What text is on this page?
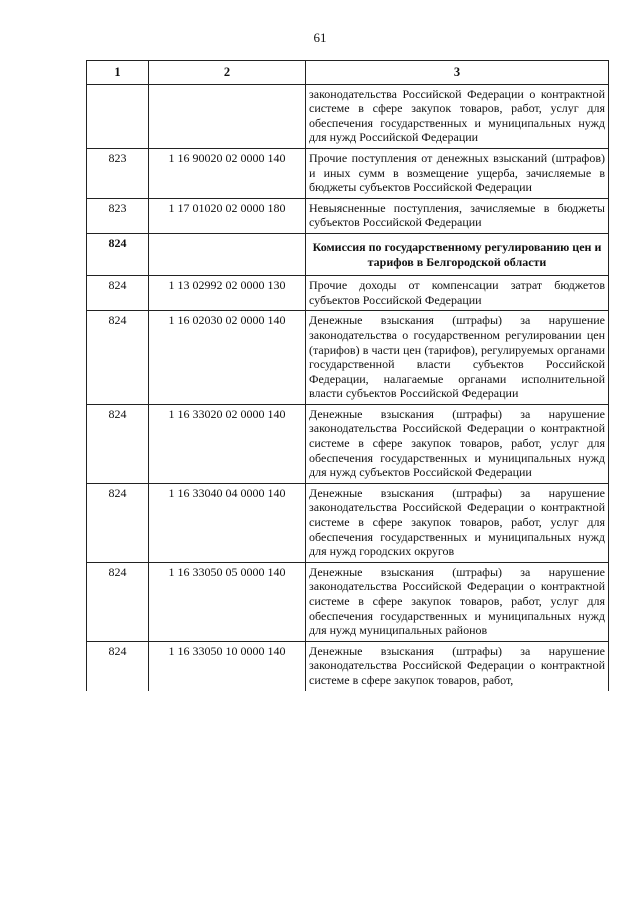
61
1	2	3
		законодательства Российской Федерации о контрактной системе в сфере закупок товаров, работ, услуг для обеспечения государственных и муниципальных нужд для нужд Российской Федерации
823	1 16 90020 02 0000 140	Прочие поступления от денежных взысканий (штрафов) и иных сумм в возмещение ущерба, зачисляемые в бюджеты субъектов Российской Федерации
823	1 17 01020 02 0000 180	Невыясненные поступления, зачисляемые в бюджеты субъектов Российской Федерации
824		Комиссия по государственному регулированию цен и тарифов в Белгородской области
824	1 13 02992 02 0000 130	Прочие доходы от компенсации затрат бюджетов субъектов Российской Федерации
824	1 16 02030 02 0000 140	Денежные взыскания (штрафы) за нарушение законодательства о государственном регулировании цен (тарифов) в части цен (тарифов), регулируемых органами государственной власти субъектов Российской Федерации, налагаемые органами исполнительной власти субъектов Российской Федерации
824	1 16 33020 02 0000 140	Денежные взыскания (штрафы) за нарушение законодательства Российской Федерации о контрактной системе в сфере закупок товаров, работ, услуг для обеспечения государственных и муниципальных нужд для нужд субъектов Российской Федерации
824	1 16 33040 04 0000 140	Денежные взыскания (штрафы) за нарушение законодательства Российской Федерации о контрактной системе в сфере закупок товаров, работ, услуг для обеспечения государственных и муниципальных нужд для нужд городских округов
824	1 16 33050 05 0000 140	Денежные взыскания (штрафы) за нарушение законодательства Российской Федерации о контрактной системе в сфере закупок товаров, работ, услуг для обеспечения государственных и муниципальных нужд для нужд муниципальных районов
824	1 16 33050 10 0000 140	Денежные взыскания (штрафы) за нарушение законодательства Российской Федерации о контрактной системе в сфере закупок товаров, работ,
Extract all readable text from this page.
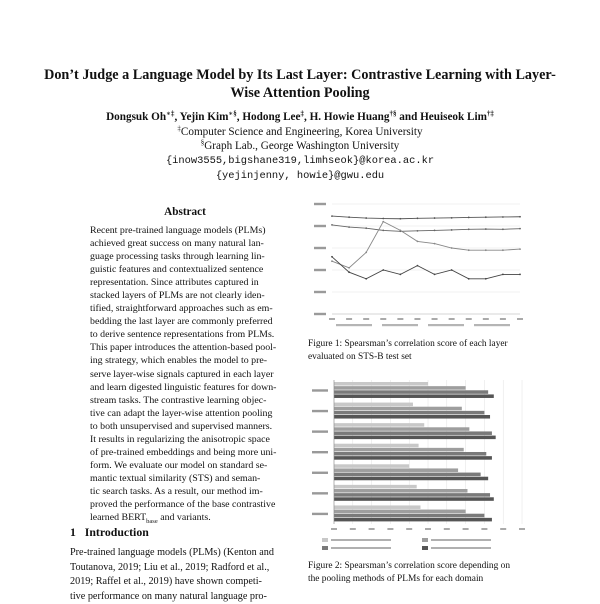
Don’t Judge a Language Model by Its Last Layer: Contrastive Learning with Layer-Wise Attention Pooling
Dongsuk Oh∗‡, Yejin Kim∗§, Hodong Lee‡, H. Howie Huang†§ and Heuiseok Lim†‡
‡Computer Science and Engineering, Korea University
§Graph Lab., George Washington University
{inow3555,bigshane319,limhseok}@korea.ac.kr
{yejinjenny, howie}@gwu.edu
Abstract
Recent pre-trained language models (PLMs)
achieved great success on many natural lan-
guage processing tasks through learning lin-
guistic features and contextualized sentence
representation. Since attributes captured in
stacked layers of PLMs are not clearly iden-
tified, straightforward approaches such as em-
bedding the last layer are commonly preferred
to derive sentence representations from PLMs.
This paper introduces the attention-based pool-
ing strategy, which enables the model to pre-
serve layer-wise signals captured in each layer
and learn digested linguistic features for down-
stream tasks. The contrastive learning objec-
tive can adapt the layer-wise attention pooling
to both unsupervised and supervised manners.
It results in regularizing the anisotropic space
of pre-trained embeddings and being more uni-
form. We evaluate our model on standard se-
mantic textual similarity (STS) and seman-
tic search tasks. As a result, our method im-
proved the performance of the base contrastive
learned $BERT_{base}$ and variants.
1 Introduction
Pre-trained language models (PLMs) (Kenton and
Toutanova, 2019; Liu et al., 2019; Radford et al.,
2019; Raffel et al., 2019) have shown competi-
tive performance on many natural language pro-
Figure 1: Spearsman’s correlation score of each layer
evaluated on STS-B test set
Figure 2: Spearsman’s correlation score depending on
the pooling methods of PLMs for each domain
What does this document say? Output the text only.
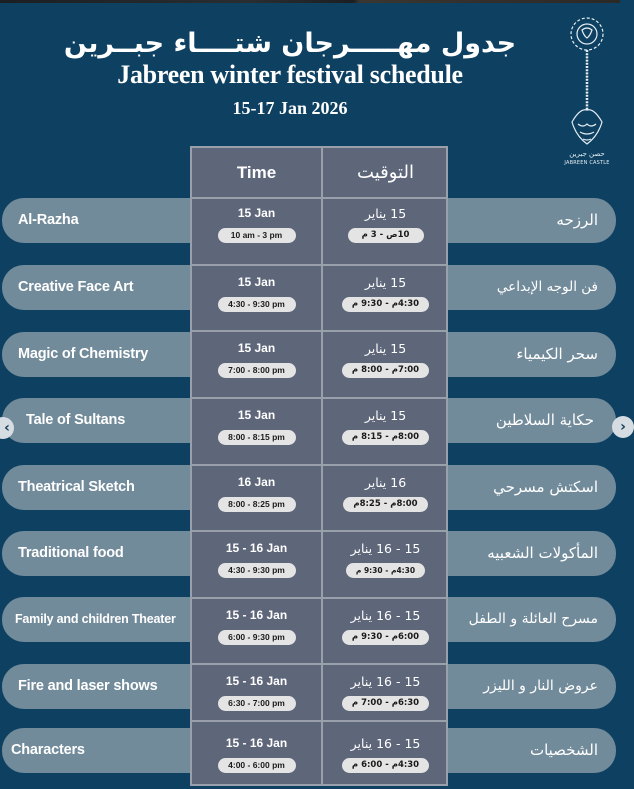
جدول مهـــــرجان شتــــاء جبــرين
Jabreen winter festival schedule
15-17 Jan 2026
حصن جبرين
JABREEN CASTLE
Al-Razha
Creative Face Art
Magic of Chemistry
Tale of Sultans
Theatrical Sketch
Traditional food
Family and children Theater
Fire and laser shows
Characters
الرزحه
فن الوجه الإبداعي
سحر الكيمياء
حكاية السلاطين
اسكتش مسرحي
المأكولات الشعبيه
مسرح العائلة و الطفل
عروض النار و الليزر
الشخصيات
Time	التوقيت
15 Jan
10 am - 3 pm
15 يناير
10ص - 3 م
15 Jan
4:30 - 9:30 pm
15 يناير
4:30م - 9:30 م
15 Jan
7:00 - 8:00 pm
15 يناير
7:00م - 8:00 م
15 Jan
8:00 - 8:15 pm
15 يناير
8:00م - 8:15 م
16 Jan
8:00 - 8:25 pm
16 يناير
8:00م - 8:25م
15 - 16 Jan
4:30 - 9:30 pm
15 - 16 يناير
4:30م - 9:30 م
15 - 16 Jan
6:00 - 9:30 pm
15 - 16 يناير
6:00م - 9:30 م
15 - 16 Jan
6:30 - 7:00 pm
15 - 16 يناير
6:30م - 7:00 م
15 - 16 Jan
4:00 - 6:00 pm
15 - 16 يناير
4:30م - 6:00 م
‹	›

Problem to work on
Pictures stay out of the copy; please restate every record above exactly.

Finished answer
What text is on this page?
61
1	2	3
		законодательства Российской Федерации о контрактной системе в сфере закупок товаров, работ, услуг для обеспечения государственных и муниципальных нужд для нужд Российской Федерации
823	1 16 90020 02 0000 140	Прочие поступления от денежных взысканий (штрафов) и иных сумм в возмещение ущерба, зачисляемые в бюджеты субъектов Российской Федерации
823	1 17 01020 02 0000 180	Невыясненные поступления, зачисляемые в бюджеты субъектов Российской Федерации
824		Комиссия по государственному регулированию цен и тарифов в Белгородской области
824	1 13 02992 02 0000 130	Прочие доходы от компенсации затрат бюджетов субъектов Российской Федерации
824	1 16 02030 02 0000 140	Денежные взыскания (штрафы) за нарушение законодательства о государственном регулировании цен (тарифов) в части цен (тарифов), регулируемых органами государственной власти субъектов Российской Федерации, налагаемые органами исполнительной власти субъектов Российской Федерации
824	1 16 33020 02 0000 140	Денежные взыскания (штрафы) за нарушение законодательства Российской Федерации о контрактной системе в сфере закупок товаров, работ, услуг для обеспечения государственных и муниципальных нужд для нужд субъектов Российской Федерации
824	1 16 33040 04 0000 140	Денежные взыскания (штрафы) за нарушение законодательства Российской Федерации о контрактной системе в сфере закупок товаров, работ, услуг для обеспечения государственных и муниципальных нужд для нужд городских округов
824	1 16 33050 05 0000 140	Денежные взыскания (штрафы) за нарушение законодательства Российской Федерации о контрактной системе в сфере закупок товаров, работ, услуг для обеспечения государственных и муниципальных нужд для нужд муниципальных районов
824	1 16 33050 10 0000 140	Денежные взыскания (штрафы) за нарушение законодательства Российской Федерации о контрактной системе в сфере закупок товаров, работ,
Extract all readable text from this page.
Don’t Judge a Language Model by Its Last Layer: Contrastive Learning with Layer-Wise Attention Pooling
Dongsuk Oh∗‡, Yejin Kim∗§, Hodong Lee‡, H. Howie Huang†§ and Heuiseok Lim†‡
‡Computer Science and Engineering, Korea University
§Graph Lab., George Washington University
{inow3555,bigshane319,limhseok}@korea.ac.kr
{yejinjenny, howie}@gwu.edu
Abstract
Recent pre-trained language models (PLMs)
achieved great success on many natural lan-
guage processing tasks through learning lin-
guistic features and contextualized sentence
representation. Since attributes captured in
stacked layers of PLMs are not clearly iden-
tified, straightforward approaches such as em-
bedding the last layer are commonly preferred
to derive sentence representations from PLMs.
This paper introduces the attention-based pool-
ing strategy, which enables the model to pre-
serve layer-wise signals captured in each layer
and learn digested linguistic features for down-
stream tasks. The contrastive learning objec-
tive can adapt the layer-wise attention pooling
to both unsupervised and supervised manners.
It results in regularizing the anisotropic space
of pre-trained embeddings and being more uni-
form. We evaluate our model on standard se-
mantic textual similarity (STS) and seman-
tic search tasks. As a result, our method im-
proved the performance of the base contrastive
learned $BERT_{base}$ and variants.
1 Introduction
Pre-trained language models (PLMs) (Kenton and
Toutanova, 2019; Liu et al., 2019; Radford et al.,
2019; Raffel et al., 2019) have shown competi-
tive performance on many natural language pro-
Figure 1: Spearsman’s correlation score of each layer
evaluated on STS-B test set
Figure 2: Spearsman’s correlation score depending on
the pooling methods of PLMs for each domain
What does this document say? Output the text only.
جدول مهـــــرجان شتــــاء جبــرين
Jabreen winter festival schedule
15-17 Jan 2026
حصن جبرين
JABREEN CASTLE
Al-Razha
Creative Face Art
Magic of Chemistry
Tale of Sultans
Theatrical Sketch
Traditional food
Family and children Theater
Fire and laser shows
Characters
الرزحه
فن الوجه الإبداعي
سحر الكيمياء
حكاية السلاطين
اسكتش مسرحي
المأكولات الشعبيه
مسرح العائلة و الطفل
عروض النار و الليزر
الشخصيات
Time	التوقيت
15 Jan
10 am - 3 pm
15 يناير
10ص - 3 م
15 Jan
4:30 - 9:30 pm
15 يناير
4:30م - 9:30 م
15 Jan
7:00 - 8:00 pm
15 يناير
7:00م - 8:00 م
15 Jan
8:00 - 8:15 pm
15 يناير
8:00م - 8:15 م
16 Jan
8:00 - 8:25 pm
16 يناير
8:00م - 8:25م
15 - 16 Jan
4:30 - 9:30 pm
15 - 16 يناير
4:30م - 9:30 م
15 - 16 Jan
6:00 - 9:30 pm
15 - 16 يناير
6:00م - 9:30 م
15 - 16 Jan
6:30 - 7:00 pm
15 - 16 يناير
6:30م - 7:00 م
15 - 16 Jan
4:00 - 6:00 pm
15 - 16 يناير
4:30م - 6:00 م
‹	›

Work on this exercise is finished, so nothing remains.